Source document
◆ ◆ ◆ ◆ ◆
Those reading Beowulf for the first time may be confused where and when the central action of the Old English poem takes place. Despite being composed in Anglo-Saxon England sometime after 500 CE and before 1000 CE, the tales recorded in Beowulf take place in Denmark, Sweden, and Frisia (an area now divided between Germany and the Netherlands) during the sixth century or before. To be clear, the poem deals with neither Anglo-Saxons (wrong location) nor Vikings (wrong time period).

The mixture of pagan and Christian elements in the poem can also be confusing. When the Anglo-Saxons first came to England from continental Europe in the early fifth century, they were polytheists who worshiped gods, goddesses, and other supernatural figures analogous to those known from Norse mythology. Our modern weekday names still show evidence of Anglo-Saxon paganism; Wednesday is from the Anglo-Saxon Wōdnesdæg (“Woden’s day,” named for the god parallel to the Norse Odin), and Thursday derives from Þūnresdæg (“Thunor’s Day,” for the god Icelanders called Thor).

After the conversion of the Anglo-Saxons to Christianity began in earnest with Pope Gregory I’s mission to England in 596, the last dynasty to hold on to old pagan ways converted in 686. By the time Beowulf was written down around the year 1000, the English had been Christians for over three hundred years. The poet, writing in a Christian age about ancient happenings, tells of the actions and speeches of his pagan subjects in a setting of Christian theology and morality. The two systems are often in conflict, and the tension between them provides some of the interest in reading the poem today.

This collection approaches Beowulf from four angles. First, the fascinating tale of the text itself is discussed. Second, historical elements in the poem are considered along with a mapping of its action. Third, legendary elements in Beowulf are discussed in relation to their appearances in other texts. Fourth, the poem’s mythological elements are examined in light of some literary parallels.

Please consider the following questions as you review the documents:

  • How does understanding historical, legendary, and mythological elements in Beowulf deepen your understanding of the poet’s literary creation?
  • How does the Beowulf poet use the specific elements discussed to comment on or enrich the meaning of the main plotline?

A Manuscript in Flames

The text of the Beowulf poem is preserved in a single source. It is now known as the Nowell Codex after the sixteenth-century antiquarian Laurence Nowell, who wrote his name and the year 1563 at the head of the manuscript formally titled Cotton Vitellius A.xv of the British Library in London. The poem begins on folio 132r of the manuscript, which also contains three prose texts (a homily on Saint Christopher, The Marvels of the East, and Alexander’s Letter to Aristotle) and the poem Judith.
◆ ◆ ◆ ◆ ◆
Dataset entries
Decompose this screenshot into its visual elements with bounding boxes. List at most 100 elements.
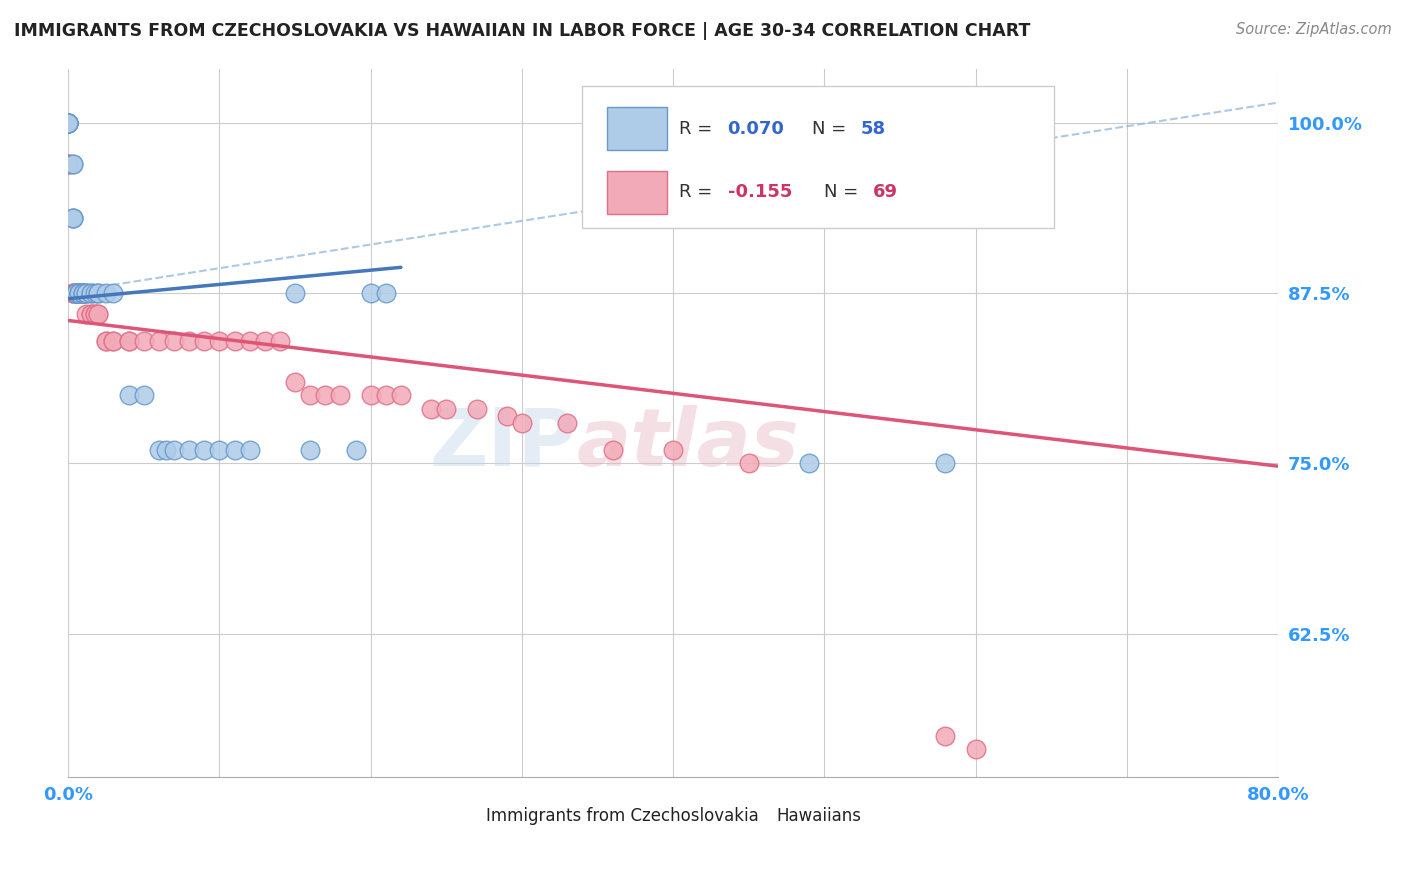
Point: [555, 416, 578, 430]
Point: [87, 286, 110, 301]
Point: [67, 286, 90, 301]
Point: [67, 286, 90, 301]
Text: Immigrants from Czechoslovakia: Immigrants from Czechoslovakia: [485, 806, 758, 824]
Point: [495, 409, 517, 423]
Point: [314, 388, 336, 402]
Point: [224, 442, 246, 457]
Point: [269, 334, 291, 348]
Point: [420, 402, 443, 417]
Text: N =: N =: [813, 120, 852, 137]
Point: [72, 286, 94, 301]
Point: [56, 116, 79, 130]
Point: [56, 116, 79, 130]
Point: [284, 286, 307, 301]
Point: [62, 157, 84, 171]
Text: -0.155: -0.155: [727, 184, 792, 202]
Point: [163, 442, 186, 457]
Point: [738, 457, 761, 471]
FancyBboxPatch shape: [582, 87, 1054, 227]
Point: [103, 334, 125, 348]
Point: [56, 157, 79, 171]
Text: Hawaiians: Hawaiians: [776, 806, 860, 824]
Point: [94, 334, 117, 348]
Point: [65, 286, 87, 301]
Point: [80, 286, 103, 301]
Point: [965, 742, 987, 756]
Point: [56, 157, 79, 171]
Point: [72, 286, 94, 301]
Point: [62, 286, 84, 301]
Point: [934, 457, 956, 471]
Point: [94, 334, 117, 348]
Bar: [606, 171, 666, 214]
Text: 69: 69: [873, 184, 898, 202]
Point: [65, 286, 87, 301]
Point: [84, 286, 107, 301]
Point: [84, 307, 107, 321]
Point: [62, 286, 84, 301]
Point: [67, 286, 90, 301]
Point: [56, 116, 79, 130]
Point: [65, 286, 87, 301]
Point: [179, 442, 201, 457]
Point: [299, 442, 322, 457]
Point: [56, 116, 79, 130]
Point: [62, 211, 84, 226]
Point: [193, 442, 215, 457]
Point: [148, 334, 170, 348]
Point: [75, 307, 97, 321]
Point: [239, 334, 262, 348]
Text: R =: R =: [679, 120, 718, 137]
Point: [193, 334, 215, 348]
Point: [510, 416, 533, 430]
Point: [284, 375, 307, 389]
Point: [72, 286, 94, 301]
Point: [662, 442, 685, 457]
Point: [62, 211, 84, 226]
Point: [360, 388, 382, 402]
Point: [132, 334, 155, 348]
Point: [87, 307, 110, 321]
Point: [253, 334, 276, 348]
Point: [299, 388, 322, 402]
Point: [224, 334, 246, 348]
Point: [62, 211, 84, 226]
Point: [56, 116, 79, 130]
Point: [75, 286, 97, 301]
Point: [934, 729, 956, 743]
Point: [62, 157, 84, 171]
Point: [65, 286, 87, 301]
Point: [360, 286, 382, 301]
Point: [132, 388, 155, 402]
Point: [67, 286, 90, 301]
Point: [208, 442, 231, 457]
Point: [344, 442, 367, 457]
Bar: [432, 802, 474, 830]
Point: [72, 286, 94, 301]
Point: [65, 286, 87, 301]
Point: [163, 334, 186, 348]
Point: [65, 286, 87, 301]
Point: [75, 286, 97, 301]
Point: [208, 334, 231, 348]
Point: [155, 442, 177, 457]
Point: [56, 116, 79, 130]
Point: [87, 307, 110, 321]
Point: [117, 334, 139, 348]
Point: [72, 286, 94, 301]
Point: [329, 388, 352, 402]
Text: atlas: atlas: [576, 405, 799, 483]
Point: [239, 442, 262, 457]
Point: [87, 286, 110, 301]
Text: 0.070: 0.070: [727, 120, 785, 137]
Point: [56, 157, 79, 171]
Point: [799, 457, 821, 471]
Point: [84, 307, 107, 321]
Point: [434, 402, 457, 417]
Point: [94, 286, 117, 301]
Point: [75, 286, 97, 301]
Point: [117, 388, 139, 402]
Point: [80, 286, 103, 301]
Point: [56, 116, 79, 130]
Text: ZIP: ZIP: [429, 405, 576, 483]
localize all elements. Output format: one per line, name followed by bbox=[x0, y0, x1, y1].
◆ ◆ ◆ ◆ ◆
Given task
Retype the part of the Beowulf text between "Please consider the" and "poet’s literary creation?", inclusive, keeping every word and mark unchanged.

Full output
Please consider the following questions as you review the documents:

  • How does understanding historical, legendary, and mythological elements in Beowulf deepen your understanding of the poet’s literary creation?